Task goal
Copy out every line that contains the word "cancel".

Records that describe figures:

[BEGIN]

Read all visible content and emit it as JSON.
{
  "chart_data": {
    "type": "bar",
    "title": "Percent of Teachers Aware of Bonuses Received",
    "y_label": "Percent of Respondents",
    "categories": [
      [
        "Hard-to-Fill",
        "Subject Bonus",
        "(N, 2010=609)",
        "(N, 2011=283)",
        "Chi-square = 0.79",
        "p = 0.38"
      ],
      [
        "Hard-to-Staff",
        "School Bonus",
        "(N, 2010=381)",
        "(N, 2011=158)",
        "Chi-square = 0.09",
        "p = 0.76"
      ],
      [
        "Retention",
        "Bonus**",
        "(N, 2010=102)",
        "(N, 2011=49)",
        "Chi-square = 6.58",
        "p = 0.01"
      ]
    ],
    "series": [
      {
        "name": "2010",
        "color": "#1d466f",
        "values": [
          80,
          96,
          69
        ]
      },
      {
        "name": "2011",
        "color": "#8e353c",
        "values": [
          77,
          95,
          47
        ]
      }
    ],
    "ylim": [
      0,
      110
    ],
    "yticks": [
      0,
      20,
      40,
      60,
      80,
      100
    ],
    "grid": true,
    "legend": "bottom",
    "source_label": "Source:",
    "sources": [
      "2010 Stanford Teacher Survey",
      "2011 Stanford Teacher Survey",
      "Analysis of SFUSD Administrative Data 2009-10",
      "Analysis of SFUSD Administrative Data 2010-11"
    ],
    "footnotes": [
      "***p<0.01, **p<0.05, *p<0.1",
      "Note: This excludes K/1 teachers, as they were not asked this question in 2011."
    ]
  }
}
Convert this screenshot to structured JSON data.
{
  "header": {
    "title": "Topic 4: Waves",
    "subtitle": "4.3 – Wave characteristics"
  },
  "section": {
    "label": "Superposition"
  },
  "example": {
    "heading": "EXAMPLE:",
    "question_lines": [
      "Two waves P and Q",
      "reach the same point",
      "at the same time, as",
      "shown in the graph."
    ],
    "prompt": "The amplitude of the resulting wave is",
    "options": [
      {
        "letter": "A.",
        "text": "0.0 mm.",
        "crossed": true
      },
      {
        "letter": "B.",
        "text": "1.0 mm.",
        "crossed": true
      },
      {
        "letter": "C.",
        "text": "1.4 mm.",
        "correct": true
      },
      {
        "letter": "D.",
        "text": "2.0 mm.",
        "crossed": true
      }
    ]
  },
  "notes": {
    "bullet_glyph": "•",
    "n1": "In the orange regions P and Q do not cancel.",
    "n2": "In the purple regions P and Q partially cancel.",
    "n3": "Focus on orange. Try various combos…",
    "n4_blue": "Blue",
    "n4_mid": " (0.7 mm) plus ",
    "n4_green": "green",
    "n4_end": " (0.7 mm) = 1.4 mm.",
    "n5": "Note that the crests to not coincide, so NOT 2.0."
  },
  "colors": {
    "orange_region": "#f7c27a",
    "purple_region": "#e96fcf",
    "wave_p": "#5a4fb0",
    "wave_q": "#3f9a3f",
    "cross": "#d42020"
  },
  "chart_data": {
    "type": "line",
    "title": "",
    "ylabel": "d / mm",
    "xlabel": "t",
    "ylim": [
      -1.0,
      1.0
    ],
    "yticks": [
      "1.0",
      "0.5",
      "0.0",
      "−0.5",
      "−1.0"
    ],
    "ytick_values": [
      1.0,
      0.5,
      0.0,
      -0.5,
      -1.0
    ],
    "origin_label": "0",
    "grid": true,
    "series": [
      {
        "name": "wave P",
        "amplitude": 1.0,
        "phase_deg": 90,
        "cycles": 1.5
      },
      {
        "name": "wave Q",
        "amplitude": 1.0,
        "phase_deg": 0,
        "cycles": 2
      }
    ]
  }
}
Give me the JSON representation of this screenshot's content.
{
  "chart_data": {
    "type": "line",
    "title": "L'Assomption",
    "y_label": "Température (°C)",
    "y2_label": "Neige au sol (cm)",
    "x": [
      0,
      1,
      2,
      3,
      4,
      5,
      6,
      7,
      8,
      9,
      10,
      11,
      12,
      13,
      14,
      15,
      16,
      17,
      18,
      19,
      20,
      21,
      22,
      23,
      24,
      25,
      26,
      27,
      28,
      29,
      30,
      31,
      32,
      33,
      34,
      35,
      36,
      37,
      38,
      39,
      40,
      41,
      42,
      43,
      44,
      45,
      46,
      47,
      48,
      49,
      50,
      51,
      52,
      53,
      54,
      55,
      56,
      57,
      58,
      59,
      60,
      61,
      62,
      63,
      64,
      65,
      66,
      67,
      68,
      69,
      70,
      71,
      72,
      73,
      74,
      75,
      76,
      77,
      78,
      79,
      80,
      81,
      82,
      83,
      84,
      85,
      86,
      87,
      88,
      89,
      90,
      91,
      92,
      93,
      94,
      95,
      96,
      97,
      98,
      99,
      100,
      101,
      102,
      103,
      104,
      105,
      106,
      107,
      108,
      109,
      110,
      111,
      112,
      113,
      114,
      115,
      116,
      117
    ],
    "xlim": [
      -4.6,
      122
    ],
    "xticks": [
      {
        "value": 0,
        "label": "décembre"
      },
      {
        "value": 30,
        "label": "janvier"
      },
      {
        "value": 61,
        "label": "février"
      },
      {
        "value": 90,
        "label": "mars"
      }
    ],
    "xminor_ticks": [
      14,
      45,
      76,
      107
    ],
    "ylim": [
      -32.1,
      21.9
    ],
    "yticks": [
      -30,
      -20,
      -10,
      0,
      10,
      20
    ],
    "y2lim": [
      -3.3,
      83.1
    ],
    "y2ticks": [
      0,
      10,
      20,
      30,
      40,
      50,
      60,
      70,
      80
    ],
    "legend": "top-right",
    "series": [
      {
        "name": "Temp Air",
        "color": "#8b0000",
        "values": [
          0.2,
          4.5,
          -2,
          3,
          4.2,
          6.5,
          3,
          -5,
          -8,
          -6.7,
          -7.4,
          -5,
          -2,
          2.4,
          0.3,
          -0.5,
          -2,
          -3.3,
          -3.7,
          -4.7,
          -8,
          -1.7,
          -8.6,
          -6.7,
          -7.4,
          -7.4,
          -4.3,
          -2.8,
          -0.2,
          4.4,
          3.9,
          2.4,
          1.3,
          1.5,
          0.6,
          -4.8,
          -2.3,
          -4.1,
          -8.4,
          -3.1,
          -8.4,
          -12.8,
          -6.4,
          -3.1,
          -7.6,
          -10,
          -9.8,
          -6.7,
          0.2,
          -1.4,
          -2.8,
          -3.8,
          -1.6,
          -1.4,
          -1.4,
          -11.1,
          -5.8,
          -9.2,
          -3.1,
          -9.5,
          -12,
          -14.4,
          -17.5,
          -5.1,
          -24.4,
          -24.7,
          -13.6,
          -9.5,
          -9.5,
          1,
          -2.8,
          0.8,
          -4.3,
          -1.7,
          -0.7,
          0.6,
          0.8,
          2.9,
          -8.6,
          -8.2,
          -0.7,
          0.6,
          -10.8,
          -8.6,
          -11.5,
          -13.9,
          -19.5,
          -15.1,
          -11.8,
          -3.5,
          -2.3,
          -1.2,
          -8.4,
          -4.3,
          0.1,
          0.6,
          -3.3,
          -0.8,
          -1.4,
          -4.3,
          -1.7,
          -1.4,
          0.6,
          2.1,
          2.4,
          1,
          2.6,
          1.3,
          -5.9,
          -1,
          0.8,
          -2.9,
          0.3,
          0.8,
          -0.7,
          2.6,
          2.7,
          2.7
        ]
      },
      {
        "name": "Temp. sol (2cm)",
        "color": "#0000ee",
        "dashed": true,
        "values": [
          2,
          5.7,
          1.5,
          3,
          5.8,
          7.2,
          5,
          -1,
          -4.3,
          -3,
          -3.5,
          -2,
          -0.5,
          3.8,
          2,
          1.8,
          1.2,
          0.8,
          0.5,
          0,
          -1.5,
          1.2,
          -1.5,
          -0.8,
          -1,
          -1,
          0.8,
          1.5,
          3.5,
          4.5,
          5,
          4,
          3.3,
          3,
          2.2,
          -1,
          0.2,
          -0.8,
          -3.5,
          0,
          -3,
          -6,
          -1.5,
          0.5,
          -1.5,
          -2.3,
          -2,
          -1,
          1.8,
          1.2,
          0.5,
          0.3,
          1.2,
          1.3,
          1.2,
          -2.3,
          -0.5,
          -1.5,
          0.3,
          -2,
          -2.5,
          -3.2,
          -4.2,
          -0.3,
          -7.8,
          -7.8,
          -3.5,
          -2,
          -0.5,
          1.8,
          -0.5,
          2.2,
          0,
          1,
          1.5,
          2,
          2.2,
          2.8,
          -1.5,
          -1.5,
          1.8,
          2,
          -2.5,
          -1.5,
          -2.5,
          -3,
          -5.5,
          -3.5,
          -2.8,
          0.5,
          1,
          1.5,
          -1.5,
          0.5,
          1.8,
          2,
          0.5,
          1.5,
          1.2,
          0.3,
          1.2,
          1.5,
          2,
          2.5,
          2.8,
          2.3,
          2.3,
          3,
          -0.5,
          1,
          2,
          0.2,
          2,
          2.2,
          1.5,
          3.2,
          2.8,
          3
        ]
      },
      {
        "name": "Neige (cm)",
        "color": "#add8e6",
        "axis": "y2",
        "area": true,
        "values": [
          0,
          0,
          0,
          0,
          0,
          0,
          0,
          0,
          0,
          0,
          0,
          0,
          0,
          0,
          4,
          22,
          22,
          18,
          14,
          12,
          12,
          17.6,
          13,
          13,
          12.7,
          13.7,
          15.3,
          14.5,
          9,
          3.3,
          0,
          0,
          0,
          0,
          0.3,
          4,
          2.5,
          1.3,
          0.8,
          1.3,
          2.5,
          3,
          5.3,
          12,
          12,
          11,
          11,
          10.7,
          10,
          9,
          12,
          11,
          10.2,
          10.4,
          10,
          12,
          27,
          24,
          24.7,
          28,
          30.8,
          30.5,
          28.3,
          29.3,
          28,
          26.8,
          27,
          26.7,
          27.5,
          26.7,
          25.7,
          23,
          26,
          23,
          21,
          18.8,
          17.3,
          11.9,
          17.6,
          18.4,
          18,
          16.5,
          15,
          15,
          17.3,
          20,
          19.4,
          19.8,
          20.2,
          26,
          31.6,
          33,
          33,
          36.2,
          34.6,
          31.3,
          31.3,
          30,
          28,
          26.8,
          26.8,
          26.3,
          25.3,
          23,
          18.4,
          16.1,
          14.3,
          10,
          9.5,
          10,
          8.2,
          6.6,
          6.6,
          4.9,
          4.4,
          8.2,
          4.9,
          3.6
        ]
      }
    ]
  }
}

[END]

Final result
    "n1": "In the orange regions P and Q do not cancel.",
    "n2": "In the purple regions P and Q partially cancel.",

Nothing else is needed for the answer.